Please give the count of lines holding the string "Soil" and nothing besides.

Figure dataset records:
= = = = = = =

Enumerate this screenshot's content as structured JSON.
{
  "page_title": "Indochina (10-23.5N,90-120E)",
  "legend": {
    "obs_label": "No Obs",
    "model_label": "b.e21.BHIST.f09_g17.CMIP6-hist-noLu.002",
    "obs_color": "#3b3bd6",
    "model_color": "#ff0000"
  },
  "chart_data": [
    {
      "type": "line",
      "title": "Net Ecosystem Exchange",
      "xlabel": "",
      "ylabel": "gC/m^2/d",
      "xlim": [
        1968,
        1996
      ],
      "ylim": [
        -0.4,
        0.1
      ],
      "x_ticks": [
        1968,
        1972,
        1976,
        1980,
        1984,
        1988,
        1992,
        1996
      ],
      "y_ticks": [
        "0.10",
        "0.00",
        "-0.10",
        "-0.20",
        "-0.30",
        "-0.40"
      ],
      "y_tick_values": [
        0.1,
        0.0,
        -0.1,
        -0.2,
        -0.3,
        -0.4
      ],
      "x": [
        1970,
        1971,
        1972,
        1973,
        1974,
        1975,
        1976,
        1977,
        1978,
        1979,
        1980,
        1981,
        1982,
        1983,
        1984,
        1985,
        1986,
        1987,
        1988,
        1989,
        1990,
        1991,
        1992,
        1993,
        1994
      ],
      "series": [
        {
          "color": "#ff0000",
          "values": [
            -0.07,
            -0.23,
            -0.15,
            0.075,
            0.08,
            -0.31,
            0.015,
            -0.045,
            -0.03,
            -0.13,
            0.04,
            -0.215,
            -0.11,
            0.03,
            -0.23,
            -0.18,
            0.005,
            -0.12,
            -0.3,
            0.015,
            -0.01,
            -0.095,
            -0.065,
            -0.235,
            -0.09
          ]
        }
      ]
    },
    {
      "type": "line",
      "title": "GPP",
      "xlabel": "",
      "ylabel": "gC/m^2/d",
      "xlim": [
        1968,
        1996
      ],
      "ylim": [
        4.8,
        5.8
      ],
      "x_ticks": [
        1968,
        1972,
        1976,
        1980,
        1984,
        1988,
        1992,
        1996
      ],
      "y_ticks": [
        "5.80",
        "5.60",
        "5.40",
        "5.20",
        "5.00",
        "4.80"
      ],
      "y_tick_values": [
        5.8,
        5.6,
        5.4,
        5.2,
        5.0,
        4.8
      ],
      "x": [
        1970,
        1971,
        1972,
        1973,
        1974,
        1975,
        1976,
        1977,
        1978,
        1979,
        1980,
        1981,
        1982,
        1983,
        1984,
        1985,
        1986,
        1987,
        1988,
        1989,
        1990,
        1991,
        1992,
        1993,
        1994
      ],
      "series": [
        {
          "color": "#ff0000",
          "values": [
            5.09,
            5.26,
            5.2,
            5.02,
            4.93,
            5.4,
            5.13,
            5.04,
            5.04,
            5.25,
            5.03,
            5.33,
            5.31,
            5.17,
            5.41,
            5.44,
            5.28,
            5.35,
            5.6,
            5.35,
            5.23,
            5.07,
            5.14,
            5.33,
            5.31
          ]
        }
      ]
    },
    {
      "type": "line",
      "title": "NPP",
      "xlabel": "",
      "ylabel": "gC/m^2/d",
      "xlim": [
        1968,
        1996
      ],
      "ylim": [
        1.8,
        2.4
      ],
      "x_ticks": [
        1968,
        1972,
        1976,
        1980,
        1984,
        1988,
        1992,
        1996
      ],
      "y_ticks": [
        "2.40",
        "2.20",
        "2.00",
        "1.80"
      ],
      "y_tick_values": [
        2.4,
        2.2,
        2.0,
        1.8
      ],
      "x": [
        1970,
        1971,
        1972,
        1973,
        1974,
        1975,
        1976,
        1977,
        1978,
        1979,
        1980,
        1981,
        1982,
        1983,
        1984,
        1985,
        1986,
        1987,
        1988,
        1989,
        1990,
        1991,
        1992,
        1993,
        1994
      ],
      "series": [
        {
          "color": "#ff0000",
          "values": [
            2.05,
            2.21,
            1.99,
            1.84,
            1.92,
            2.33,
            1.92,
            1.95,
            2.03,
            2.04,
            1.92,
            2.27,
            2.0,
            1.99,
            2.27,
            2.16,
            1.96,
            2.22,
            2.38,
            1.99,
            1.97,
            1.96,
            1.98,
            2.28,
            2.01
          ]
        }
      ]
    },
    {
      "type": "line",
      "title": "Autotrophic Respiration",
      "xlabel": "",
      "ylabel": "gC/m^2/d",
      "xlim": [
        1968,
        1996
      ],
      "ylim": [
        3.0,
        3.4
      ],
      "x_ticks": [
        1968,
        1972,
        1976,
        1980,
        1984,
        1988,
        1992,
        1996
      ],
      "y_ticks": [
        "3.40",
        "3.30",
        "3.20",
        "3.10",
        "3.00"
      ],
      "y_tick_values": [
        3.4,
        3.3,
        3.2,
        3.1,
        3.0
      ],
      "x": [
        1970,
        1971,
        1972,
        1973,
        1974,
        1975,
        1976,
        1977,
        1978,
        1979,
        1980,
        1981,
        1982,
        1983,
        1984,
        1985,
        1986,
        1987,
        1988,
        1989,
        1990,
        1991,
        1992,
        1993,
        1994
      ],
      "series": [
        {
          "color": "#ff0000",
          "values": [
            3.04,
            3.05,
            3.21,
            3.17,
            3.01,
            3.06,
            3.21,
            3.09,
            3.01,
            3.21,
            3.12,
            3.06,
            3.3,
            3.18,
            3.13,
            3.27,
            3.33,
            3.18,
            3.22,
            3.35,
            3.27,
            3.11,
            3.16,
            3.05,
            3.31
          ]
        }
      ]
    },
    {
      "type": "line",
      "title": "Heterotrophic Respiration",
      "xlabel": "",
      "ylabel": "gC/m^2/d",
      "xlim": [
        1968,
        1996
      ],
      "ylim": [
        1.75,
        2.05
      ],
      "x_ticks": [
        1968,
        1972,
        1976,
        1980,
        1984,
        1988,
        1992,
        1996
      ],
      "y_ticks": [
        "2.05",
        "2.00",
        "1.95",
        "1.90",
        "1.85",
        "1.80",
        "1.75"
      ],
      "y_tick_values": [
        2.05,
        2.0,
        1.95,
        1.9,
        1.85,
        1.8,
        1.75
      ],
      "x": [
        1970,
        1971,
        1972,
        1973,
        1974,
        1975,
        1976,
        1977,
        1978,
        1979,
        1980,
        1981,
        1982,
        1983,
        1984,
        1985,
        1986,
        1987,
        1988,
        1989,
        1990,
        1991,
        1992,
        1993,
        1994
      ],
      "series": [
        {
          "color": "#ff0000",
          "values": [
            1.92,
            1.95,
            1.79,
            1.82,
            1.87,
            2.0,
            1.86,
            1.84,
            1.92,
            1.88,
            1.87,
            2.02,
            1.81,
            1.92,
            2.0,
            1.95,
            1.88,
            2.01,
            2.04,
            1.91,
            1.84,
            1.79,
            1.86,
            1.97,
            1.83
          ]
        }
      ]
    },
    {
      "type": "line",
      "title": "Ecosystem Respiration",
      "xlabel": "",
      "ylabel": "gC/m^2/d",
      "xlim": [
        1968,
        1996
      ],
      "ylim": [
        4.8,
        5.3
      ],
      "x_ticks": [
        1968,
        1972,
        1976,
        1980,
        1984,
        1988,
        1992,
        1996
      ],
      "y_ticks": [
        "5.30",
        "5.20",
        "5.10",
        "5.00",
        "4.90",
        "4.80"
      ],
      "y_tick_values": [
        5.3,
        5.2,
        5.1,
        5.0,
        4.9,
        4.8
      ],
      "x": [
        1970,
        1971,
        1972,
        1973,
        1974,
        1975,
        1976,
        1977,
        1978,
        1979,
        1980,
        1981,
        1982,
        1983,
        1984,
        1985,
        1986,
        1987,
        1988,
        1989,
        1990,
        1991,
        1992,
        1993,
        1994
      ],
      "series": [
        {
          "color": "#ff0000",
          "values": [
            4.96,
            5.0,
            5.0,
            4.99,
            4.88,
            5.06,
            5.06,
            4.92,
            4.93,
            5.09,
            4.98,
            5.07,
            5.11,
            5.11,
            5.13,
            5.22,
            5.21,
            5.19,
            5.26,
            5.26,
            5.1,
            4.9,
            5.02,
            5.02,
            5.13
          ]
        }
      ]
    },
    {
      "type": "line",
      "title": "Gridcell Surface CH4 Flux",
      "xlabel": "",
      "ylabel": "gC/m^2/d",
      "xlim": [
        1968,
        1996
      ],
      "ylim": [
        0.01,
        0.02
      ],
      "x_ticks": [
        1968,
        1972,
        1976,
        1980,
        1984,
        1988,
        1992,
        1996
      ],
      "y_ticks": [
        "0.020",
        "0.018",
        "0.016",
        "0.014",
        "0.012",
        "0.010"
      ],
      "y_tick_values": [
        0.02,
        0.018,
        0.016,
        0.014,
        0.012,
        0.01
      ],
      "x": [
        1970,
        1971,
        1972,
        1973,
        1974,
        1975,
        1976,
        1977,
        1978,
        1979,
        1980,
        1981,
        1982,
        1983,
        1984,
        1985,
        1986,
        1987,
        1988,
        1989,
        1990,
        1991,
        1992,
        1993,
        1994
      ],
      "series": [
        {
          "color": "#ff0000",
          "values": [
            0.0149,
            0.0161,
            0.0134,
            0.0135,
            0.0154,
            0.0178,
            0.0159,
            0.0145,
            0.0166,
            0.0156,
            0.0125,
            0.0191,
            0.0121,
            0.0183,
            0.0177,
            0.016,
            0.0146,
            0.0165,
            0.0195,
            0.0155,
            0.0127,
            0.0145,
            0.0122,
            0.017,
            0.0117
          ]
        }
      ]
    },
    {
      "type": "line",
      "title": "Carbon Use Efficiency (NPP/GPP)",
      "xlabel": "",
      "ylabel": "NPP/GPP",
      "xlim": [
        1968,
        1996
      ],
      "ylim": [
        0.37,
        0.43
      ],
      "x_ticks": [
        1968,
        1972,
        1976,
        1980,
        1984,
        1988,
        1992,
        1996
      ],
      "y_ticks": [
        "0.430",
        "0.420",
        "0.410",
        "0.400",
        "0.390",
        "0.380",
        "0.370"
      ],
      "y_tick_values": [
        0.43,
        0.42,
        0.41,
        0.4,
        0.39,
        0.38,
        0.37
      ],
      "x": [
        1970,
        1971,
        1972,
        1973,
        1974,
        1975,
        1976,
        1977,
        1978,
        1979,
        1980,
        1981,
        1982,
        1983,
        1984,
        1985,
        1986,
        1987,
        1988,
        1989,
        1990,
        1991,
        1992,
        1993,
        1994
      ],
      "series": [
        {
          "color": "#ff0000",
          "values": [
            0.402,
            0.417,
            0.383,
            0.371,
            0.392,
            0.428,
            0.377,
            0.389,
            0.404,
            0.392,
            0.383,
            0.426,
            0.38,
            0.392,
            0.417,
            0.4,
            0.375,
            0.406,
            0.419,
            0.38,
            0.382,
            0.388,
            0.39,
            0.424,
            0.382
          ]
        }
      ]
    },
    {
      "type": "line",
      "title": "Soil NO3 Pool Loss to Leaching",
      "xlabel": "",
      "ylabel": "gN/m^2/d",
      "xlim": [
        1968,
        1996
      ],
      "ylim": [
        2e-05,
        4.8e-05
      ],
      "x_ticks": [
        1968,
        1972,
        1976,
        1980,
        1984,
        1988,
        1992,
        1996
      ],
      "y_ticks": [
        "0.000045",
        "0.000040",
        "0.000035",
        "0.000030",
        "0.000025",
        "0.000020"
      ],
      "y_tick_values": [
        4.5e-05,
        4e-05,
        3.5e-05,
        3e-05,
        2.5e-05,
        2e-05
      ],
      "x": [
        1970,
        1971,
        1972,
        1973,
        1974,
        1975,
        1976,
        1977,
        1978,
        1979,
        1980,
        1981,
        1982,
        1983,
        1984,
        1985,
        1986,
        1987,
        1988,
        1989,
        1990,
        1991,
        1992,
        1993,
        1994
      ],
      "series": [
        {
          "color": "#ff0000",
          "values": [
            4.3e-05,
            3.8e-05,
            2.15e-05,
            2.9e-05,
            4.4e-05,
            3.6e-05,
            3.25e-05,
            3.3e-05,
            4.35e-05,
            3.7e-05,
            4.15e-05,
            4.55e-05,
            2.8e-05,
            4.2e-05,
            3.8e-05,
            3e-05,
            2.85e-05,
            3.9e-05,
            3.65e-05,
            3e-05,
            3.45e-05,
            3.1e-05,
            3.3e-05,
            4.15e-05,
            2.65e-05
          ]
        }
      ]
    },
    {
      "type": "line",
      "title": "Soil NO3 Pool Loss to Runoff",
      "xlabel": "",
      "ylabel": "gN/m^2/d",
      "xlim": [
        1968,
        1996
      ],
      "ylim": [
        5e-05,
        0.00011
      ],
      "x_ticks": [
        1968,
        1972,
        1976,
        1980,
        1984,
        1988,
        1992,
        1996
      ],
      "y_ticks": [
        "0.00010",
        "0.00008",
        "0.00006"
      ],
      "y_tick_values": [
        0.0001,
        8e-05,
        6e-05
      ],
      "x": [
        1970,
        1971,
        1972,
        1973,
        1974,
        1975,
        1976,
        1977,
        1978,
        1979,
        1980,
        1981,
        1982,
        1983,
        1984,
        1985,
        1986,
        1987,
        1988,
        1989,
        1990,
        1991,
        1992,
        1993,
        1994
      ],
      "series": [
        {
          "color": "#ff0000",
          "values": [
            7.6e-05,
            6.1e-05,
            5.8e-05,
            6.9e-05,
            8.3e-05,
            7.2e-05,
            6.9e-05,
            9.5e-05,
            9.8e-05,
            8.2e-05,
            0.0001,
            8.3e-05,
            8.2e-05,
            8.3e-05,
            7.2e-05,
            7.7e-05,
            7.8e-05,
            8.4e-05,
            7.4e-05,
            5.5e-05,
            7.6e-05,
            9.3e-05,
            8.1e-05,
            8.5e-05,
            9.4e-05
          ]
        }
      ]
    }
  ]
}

= = = = = = =

Task solution
2